(Dataset records)

****************************************

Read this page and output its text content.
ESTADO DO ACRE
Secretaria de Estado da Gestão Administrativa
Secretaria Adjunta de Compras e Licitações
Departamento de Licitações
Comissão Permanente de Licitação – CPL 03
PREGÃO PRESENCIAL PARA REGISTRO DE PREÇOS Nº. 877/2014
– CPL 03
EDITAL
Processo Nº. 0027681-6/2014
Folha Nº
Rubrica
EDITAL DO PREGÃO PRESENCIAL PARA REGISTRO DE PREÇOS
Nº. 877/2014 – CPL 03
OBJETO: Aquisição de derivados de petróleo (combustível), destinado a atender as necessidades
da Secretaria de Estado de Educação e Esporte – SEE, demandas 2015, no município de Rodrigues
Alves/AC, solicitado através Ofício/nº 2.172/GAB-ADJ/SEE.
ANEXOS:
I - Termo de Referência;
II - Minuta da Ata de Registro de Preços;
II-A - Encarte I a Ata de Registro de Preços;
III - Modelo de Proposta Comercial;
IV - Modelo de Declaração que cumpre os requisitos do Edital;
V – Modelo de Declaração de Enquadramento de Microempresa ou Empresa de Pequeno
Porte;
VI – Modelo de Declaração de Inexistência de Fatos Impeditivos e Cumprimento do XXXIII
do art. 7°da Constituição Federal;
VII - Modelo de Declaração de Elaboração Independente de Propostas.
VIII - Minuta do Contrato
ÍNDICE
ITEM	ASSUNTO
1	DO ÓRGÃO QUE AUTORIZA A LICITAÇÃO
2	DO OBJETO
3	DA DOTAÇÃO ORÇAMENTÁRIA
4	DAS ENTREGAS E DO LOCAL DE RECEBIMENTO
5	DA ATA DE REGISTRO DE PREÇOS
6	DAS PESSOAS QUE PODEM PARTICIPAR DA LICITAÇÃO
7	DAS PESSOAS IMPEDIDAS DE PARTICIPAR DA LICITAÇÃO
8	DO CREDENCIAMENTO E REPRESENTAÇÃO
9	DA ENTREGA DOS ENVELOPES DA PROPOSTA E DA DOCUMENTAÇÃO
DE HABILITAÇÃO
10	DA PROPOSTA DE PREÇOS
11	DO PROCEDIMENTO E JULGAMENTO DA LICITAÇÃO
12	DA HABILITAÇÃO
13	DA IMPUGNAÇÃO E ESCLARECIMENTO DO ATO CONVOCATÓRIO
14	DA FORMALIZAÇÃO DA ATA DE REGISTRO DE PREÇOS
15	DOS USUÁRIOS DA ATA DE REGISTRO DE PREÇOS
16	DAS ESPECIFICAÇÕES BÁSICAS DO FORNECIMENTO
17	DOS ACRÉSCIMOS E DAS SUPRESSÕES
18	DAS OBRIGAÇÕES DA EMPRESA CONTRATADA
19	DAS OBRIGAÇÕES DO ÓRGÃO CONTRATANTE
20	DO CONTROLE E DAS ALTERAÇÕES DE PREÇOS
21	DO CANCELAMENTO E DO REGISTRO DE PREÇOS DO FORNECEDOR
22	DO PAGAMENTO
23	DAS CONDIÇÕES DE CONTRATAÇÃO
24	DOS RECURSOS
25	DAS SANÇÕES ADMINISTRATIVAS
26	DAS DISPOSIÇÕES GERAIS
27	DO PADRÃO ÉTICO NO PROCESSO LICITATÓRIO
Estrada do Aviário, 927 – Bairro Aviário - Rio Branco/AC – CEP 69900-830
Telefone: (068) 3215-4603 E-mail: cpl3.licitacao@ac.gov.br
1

****************************************

Work through the listing above and report how many lines include the string "OBRIGAÇÕES", with no other text.

Solution to the exercise - 2